__Что сделать__:
a – Что, согласно отрывку, пустили ей под ноги, когда садились в машину?
b – Выведите из отрывка точный фрагмент, начиная со слов «Эта ссора была» и дальше до слов «увез ее оттуда.» включительно.
c – Согласуются ли с отрывком эти утверждения? На каждое ответьте «да» или «нет» и приведите решающие слова отрывка дословно. (i) Рассказчик сам видел, как ей под ноги пустили автоматную очередь. (ii) Рассказчик до сих пор считает, что в той ссоре был прав. (iii) Председатель парламента увез ее оттуда.

__Отрывок__:
****************

Доходило до слез. Просто до слез. Я говорил, что народ сделал свой выбор, и она не может этому выбору помешать. Она говорила, что эти люди сами не могут за себя заступиться, потому что боятся. Я говорю: «И ты, женщина, идешь впереди них. Тебя толкают, что ли?» — «Нет, я иду сама. Чеченцы никогда женщин вперед не толкают».
Эта ссора была некрасивая, но я до сих пор знаю, что был прав. Я понял, что линия перейдена. До этого был страшный эпизод, когда ее пригласил в Чечню председатель их парламента, фамилию которого я сейчас за давностью лет не вспомню, и они приехали к Кадырову. И с Кадыровым у них за столом состоялся очень неприятный разговор. Он ей объяснял, что республику надо держать так, вот так и вот этак, и приходится брать в заложники родственников боевиков, потому что иначе будут теракты. Она ему объясняла, что таким образом, наоборот, вы мобилизуете тех людей, которые не собирались к боевикам, — вы их мобилизуете в боевики. В конце концов, когда они уже садились в машину, (это было несколько рассказов, я сам это не видел), ей под ноги пустили автоматную очередь. И перед ней встал вот этот председатель парламента и сказал: «Она — моя гостья». И увез ее оттуда.

****************

[Часть файла с данными]
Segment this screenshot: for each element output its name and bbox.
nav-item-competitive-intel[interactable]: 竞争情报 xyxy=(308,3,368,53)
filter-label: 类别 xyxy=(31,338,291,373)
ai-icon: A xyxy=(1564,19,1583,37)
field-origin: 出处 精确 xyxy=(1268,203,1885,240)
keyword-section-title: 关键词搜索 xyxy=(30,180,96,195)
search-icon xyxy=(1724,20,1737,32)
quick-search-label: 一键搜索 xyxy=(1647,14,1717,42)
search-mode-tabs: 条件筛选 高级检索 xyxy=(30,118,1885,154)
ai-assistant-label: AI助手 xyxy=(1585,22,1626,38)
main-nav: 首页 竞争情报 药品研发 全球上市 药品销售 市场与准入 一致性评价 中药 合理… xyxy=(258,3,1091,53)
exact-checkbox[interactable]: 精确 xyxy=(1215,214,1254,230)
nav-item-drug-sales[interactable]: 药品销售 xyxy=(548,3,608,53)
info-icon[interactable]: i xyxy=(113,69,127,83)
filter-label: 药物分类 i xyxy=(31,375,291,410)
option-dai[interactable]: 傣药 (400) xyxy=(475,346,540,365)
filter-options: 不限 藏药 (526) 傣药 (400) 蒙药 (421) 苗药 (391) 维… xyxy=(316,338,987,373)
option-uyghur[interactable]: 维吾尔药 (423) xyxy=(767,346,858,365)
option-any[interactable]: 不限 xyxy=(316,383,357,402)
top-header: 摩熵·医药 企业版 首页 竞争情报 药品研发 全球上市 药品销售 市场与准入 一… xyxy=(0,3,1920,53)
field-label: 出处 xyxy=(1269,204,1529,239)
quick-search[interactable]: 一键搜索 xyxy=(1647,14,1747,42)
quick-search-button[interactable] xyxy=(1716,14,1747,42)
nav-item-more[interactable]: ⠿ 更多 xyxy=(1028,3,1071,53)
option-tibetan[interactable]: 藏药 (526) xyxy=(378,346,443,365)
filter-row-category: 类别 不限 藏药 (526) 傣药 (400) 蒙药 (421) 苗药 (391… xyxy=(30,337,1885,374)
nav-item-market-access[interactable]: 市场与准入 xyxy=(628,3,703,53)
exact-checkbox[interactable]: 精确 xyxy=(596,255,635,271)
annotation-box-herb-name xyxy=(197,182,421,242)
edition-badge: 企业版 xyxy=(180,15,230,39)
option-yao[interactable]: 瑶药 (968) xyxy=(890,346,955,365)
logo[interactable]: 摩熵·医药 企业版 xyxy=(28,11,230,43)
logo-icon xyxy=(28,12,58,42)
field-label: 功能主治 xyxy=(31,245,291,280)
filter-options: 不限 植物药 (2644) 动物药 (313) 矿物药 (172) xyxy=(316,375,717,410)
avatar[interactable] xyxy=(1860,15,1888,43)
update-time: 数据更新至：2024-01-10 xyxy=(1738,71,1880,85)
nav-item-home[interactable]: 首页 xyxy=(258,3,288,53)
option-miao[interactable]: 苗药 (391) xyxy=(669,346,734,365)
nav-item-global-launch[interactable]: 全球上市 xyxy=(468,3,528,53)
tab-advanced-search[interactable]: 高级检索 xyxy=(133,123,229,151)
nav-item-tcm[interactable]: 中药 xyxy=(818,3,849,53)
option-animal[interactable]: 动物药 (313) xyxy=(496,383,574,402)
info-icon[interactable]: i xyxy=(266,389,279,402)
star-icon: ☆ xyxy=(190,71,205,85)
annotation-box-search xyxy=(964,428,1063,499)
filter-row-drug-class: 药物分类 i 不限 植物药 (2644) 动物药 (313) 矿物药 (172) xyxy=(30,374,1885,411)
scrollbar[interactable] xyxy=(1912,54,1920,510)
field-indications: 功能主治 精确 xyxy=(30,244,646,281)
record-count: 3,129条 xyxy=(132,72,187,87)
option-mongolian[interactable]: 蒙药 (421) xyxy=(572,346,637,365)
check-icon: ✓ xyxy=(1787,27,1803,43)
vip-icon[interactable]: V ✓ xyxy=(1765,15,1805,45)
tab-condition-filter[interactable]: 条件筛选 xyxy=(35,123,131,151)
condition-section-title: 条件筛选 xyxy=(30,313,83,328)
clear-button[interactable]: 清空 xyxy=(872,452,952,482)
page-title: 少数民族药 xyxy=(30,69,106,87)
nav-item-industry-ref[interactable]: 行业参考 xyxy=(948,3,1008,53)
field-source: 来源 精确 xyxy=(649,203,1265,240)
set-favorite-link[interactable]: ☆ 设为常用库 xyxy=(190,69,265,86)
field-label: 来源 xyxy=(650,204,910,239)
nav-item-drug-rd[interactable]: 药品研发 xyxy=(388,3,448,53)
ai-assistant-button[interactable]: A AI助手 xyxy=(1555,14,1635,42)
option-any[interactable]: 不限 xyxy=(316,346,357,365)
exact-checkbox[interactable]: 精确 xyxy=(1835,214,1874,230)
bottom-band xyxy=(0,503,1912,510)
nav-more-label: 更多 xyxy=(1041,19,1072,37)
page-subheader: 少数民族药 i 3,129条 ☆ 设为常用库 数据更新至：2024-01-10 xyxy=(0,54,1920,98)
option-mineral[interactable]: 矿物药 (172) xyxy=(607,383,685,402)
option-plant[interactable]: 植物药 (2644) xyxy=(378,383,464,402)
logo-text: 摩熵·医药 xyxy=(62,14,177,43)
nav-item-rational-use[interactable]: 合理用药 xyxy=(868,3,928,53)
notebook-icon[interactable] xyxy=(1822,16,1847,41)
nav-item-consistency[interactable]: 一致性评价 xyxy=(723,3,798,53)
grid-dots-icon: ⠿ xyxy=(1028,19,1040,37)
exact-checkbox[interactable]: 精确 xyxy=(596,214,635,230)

****************

__Ответы по порядку__:
a – Автоматную очередь.

b –
Эта ссора была некрасивая, но я до сих пор знаю, что был прав. Я понял, что линия перейдена. До этого был страшный эпизод, когда ее пригласил в Чечню председатель их парламента, фамилию которого я сейчас за давностью лет не вспомню, и они приехали к Кадырову. И с Кадыровым у них за столом состоялся очень неприятный разговор. Он ей объяснял, что республику надо держать так, вот так и вот этак, и приходится брать в заложники родственников боевиков, потому что иначе будут теракты. Она ему объясняла, что таким образом, наоборот, вы мобилизуете тех людей, которые не собирались к боевикам, — вы их мобилизуете в боевики. В конце концов, когда они уже садились в машину, (это было несколько рассказов, я сам это не видел), ей под ноги пустили автоматную очередь. И перед ней встал вот этот председатель парламента и сказал: «Она — моя гостья». И увез ее оттуда.

c –
(i) Нет: «я сам это не видел».
(ii) Да: «я до сих пор знаю, что был прав».
(iii) Да: «И увез ее оттуда».